• **TEXTE DONNÉ**:
---

Abstracts
Emmanuelle Vareille (Université d'Avignon)
Patrice de La Broise (GERICO, Université Charles-de-Gaulle
- Lille 3)
Évaluation ou sanction : pourquoi et comment
enquêter dans les musées ?
"Vous savez, je n'y connais rien. Demandez plutôt
à mon mari, il saura vous répondre mieux
que moi ". Fin de non recevoir, évitement,
ou réserve ? Nous sommes dans le hall de la
Grande Galerie de l'Évolution, au Muséum
National d'Histoire Naturelle, un lieu de délectation
et d'éducation non formelle comme ont vocation
à l'être les musées et les expositions.
L'argument (ou le prétexte) que le visiteur
oppose ici aux sollicitations de l'enquêteur
n'est pas anodin. Il en dit long sur la manière
dont les procédures d'évaluation sont
parfois ressenties ou vécues par les publics
de musées. Combien de réponses et "
non-réponses " aux questionnaires d'enquête
traduisent la crainte d'un jugement, d'une appréciation
de la part de l'enquêteur (ou de l'institution)
à l'égard de l'enquêté ?
Par-delà le biais méthodologique inhérent
à tout protocole d'enquête, comment faire
en sorte que le visiteur ne se sente pas reçu
ou recalé à ce qu'il peut vivre comme
un contrôle des connaissances ?

---

Annotations spatiales
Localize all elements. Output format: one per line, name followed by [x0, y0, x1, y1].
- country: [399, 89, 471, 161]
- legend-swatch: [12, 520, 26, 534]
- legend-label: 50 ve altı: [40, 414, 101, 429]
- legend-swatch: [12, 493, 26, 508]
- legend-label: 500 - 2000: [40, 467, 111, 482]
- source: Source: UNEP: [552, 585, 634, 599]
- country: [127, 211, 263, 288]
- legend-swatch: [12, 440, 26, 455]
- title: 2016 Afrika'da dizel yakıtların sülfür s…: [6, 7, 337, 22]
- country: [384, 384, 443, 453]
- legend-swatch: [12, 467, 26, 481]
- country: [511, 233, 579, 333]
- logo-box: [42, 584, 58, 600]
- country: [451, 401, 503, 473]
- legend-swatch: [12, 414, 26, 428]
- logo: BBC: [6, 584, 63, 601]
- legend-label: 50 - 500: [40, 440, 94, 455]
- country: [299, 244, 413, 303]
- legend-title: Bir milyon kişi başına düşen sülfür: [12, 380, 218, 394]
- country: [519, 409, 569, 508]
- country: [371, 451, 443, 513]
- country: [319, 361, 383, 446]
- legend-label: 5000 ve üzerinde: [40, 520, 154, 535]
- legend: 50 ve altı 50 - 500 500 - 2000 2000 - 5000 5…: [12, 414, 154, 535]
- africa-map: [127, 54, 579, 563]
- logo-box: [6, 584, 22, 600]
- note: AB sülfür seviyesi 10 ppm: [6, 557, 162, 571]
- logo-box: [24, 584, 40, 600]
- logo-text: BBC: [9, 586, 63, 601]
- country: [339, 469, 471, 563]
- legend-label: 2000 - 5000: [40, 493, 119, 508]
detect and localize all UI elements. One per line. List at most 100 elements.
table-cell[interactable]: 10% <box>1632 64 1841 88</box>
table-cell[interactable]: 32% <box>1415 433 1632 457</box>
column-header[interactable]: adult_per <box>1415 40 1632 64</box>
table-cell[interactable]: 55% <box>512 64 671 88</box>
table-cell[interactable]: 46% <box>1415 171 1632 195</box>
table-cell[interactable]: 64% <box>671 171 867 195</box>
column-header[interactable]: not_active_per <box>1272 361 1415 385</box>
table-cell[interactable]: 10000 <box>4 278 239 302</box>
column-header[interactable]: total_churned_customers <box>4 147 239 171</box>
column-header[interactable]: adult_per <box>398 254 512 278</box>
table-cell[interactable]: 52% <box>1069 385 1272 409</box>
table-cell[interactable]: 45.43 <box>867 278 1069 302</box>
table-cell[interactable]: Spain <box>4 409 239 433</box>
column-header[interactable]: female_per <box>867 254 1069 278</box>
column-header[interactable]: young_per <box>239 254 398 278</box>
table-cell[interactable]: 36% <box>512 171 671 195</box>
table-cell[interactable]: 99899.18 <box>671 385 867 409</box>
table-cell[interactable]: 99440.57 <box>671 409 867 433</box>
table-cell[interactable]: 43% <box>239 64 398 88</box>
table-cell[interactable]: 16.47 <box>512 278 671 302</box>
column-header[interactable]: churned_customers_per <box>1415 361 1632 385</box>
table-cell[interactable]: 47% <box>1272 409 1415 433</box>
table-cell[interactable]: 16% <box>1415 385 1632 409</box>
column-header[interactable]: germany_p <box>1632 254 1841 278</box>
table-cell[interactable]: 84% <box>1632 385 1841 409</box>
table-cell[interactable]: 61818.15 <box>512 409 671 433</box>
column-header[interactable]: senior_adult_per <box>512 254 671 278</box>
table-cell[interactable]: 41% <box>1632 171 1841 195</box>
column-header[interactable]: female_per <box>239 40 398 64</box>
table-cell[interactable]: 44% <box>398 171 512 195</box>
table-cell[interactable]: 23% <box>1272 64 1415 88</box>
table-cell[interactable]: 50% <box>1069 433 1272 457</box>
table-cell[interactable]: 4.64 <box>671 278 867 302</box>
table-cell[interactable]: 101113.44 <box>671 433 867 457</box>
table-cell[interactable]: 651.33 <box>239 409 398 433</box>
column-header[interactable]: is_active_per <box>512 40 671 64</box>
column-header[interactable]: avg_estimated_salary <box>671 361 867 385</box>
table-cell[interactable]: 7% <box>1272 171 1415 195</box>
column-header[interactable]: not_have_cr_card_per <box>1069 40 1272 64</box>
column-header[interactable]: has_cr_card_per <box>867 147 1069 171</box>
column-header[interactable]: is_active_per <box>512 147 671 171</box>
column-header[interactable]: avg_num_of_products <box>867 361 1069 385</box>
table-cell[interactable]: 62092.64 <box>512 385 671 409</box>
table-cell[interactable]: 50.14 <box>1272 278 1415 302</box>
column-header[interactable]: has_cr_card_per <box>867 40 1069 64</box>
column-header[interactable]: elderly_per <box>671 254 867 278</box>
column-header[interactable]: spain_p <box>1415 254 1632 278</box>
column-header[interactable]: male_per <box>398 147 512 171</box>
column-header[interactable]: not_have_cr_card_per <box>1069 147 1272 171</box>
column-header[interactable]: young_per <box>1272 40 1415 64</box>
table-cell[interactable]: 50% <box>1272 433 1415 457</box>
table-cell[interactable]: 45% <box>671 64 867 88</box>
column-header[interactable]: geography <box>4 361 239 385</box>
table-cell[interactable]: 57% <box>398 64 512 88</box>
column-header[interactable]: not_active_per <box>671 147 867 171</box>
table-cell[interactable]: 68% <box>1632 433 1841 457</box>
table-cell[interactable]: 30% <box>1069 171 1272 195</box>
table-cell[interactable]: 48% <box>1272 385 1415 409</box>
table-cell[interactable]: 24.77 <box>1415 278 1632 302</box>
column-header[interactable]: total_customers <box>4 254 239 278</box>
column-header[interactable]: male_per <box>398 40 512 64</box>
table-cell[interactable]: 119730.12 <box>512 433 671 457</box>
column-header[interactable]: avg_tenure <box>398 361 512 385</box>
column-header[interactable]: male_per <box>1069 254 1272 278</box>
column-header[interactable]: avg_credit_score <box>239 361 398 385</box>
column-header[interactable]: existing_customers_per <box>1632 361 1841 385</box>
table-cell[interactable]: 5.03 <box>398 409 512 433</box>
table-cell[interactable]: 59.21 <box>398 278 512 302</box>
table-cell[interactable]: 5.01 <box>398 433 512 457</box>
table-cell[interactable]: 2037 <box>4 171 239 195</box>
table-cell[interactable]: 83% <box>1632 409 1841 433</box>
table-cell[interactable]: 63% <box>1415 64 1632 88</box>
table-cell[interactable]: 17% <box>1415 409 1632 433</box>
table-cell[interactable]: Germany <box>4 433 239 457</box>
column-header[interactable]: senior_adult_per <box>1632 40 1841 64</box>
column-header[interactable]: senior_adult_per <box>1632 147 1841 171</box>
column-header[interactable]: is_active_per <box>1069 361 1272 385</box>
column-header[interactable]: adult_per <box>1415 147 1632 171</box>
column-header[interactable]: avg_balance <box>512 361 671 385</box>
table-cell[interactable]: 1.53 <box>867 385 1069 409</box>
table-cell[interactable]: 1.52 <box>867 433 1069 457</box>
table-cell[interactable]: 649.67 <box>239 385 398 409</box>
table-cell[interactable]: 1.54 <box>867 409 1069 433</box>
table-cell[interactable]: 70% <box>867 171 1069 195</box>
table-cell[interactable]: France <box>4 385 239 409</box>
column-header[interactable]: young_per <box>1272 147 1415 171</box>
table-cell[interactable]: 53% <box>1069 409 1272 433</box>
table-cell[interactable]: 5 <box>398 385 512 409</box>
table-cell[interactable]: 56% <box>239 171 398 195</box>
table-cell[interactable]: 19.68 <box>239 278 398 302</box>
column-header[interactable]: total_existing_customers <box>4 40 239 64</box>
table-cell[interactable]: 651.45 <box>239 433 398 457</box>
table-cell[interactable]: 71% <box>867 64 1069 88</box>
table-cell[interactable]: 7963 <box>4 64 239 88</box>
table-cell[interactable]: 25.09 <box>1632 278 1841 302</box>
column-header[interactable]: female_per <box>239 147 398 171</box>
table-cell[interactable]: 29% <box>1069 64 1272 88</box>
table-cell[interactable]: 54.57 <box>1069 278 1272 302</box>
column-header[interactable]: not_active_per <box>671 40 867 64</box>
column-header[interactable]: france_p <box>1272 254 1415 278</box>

---

• **EXERCICES À RÉALISER**:
(1) Dans quel lieu précis le texte situe-t-il la scène avec le visiteur ?
(2) Les affirmations suivantes sont-elles conformes au texte ? Répondez par oui ou par non, en citant les mots décisifs.
(a) La scène se déroule dans le hall de la Grande Galerie de l'Évolution.
(b) L'argument opposé par le visiteur à l'enquêteur est présenté comme anodin.
(c) Les musées y sont décrits comme des lieux d'éducation formelle.
(3) Recopiez fidèlement le passage du texte qui va de « Patrice de La » jusqu'à « et les expositions. » inclus.

• **CORRIGÉS DÉTAILLÉS**:
(1) Dans le hall de la Grande Galerie de l'Évolution, au Muséum National d'Histoire Naturelle.

(2)
(a) Oui : « Nous sommes dans le hall de la Grande Galerie de l'Évolution ».
(b) Non : « n'est pas anodin ».
(c) Non : « un lieu de délectation et d'éducation non formelle ».

(3)
Patrice de La Broise (GERICO, Université Charles-de-Gaulle
- Lille 3)
Évaluation ou sanction : pourquoi et comment
enquêter dans les musées ?
"Vous savez, je n'y connais rien. Demandez plutôt
à mon mari, il saura vous répondre mieux
que moi ". Fin de non recevoir, évitement,
ou réserve ? Nous sommes dans le hall de la
Grande Galerie de l'Évolution, au Muséum
National d'Histoire Naturelle, un lieu de délectation
et d'éducation non formelle comme ont vocation
à l'être les musées et les expositions.